WRITTEN PROBLEM:
In your copy, leave out the pictures; write out all the data exactly.

Dataset records on visual material:
--- Start ---
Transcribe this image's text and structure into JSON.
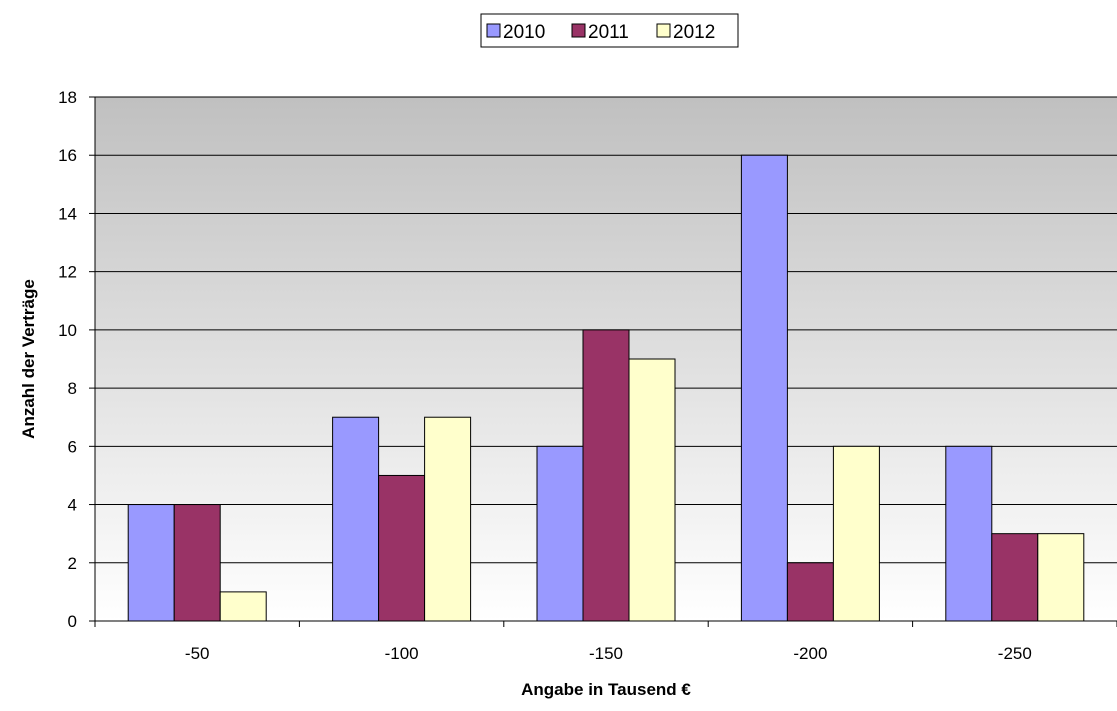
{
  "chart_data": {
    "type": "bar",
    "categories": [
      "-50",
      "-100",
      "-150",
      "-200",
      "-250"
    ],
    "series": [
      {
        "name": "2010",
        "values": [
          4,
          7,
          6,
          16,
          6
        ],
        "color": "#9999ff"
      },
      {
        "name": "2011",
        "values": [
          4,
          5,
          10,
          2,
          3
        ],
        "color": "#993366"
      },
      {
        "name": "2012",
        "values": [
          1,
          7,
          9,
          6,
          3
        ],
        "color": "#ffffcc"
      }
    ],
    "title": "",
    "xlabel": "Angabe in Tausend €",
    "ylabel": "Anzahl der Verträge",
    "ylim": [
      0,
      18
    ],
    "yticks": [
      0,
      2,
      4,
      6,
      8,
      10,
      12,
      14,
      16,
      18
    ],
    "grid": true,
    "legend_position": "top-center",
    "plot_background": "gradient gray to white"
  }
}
--- End ---
SOLUTION FOR THIS PROBLEM:
Transcribe this image's text and structure into JSON.
{
  "chart_data": {
    "type": "bar",
    "categories": [
      "-50",
      "-100",
      "-150",
      "-200",
      "-250"
    ],
    "series": [
      {
        "name": "2010",
        "values": [
          4,
          7,
          6,
          16,
          6
        ],
        "color": "#9999ff"
      },
      {
        "name": "2011",
        "values": [
          4,
          5,
          10,
          2,
          3
        ],
        "color": "#993366"
      },
      {
        "name": "2012",
        "values": [
          1,
          7,
          9,
          6,
          3
        ],
        "color": "#ffffcc"
      }
    ],
    "title": "",
    "xlabel": "Angabe in Tausend €",
    "ylabel": "Anzahl der Verträge",
    "ylim": [
      0,
      18
    ],
    "yticks": [
      0,
      2,
      4,
      6,
      8,
      10,
      12,
      14,
      16,
      18
    ],
    "grid": true,
    "legend_position": "top-center",
    "plot_background": "gradient gray to white"
  }
}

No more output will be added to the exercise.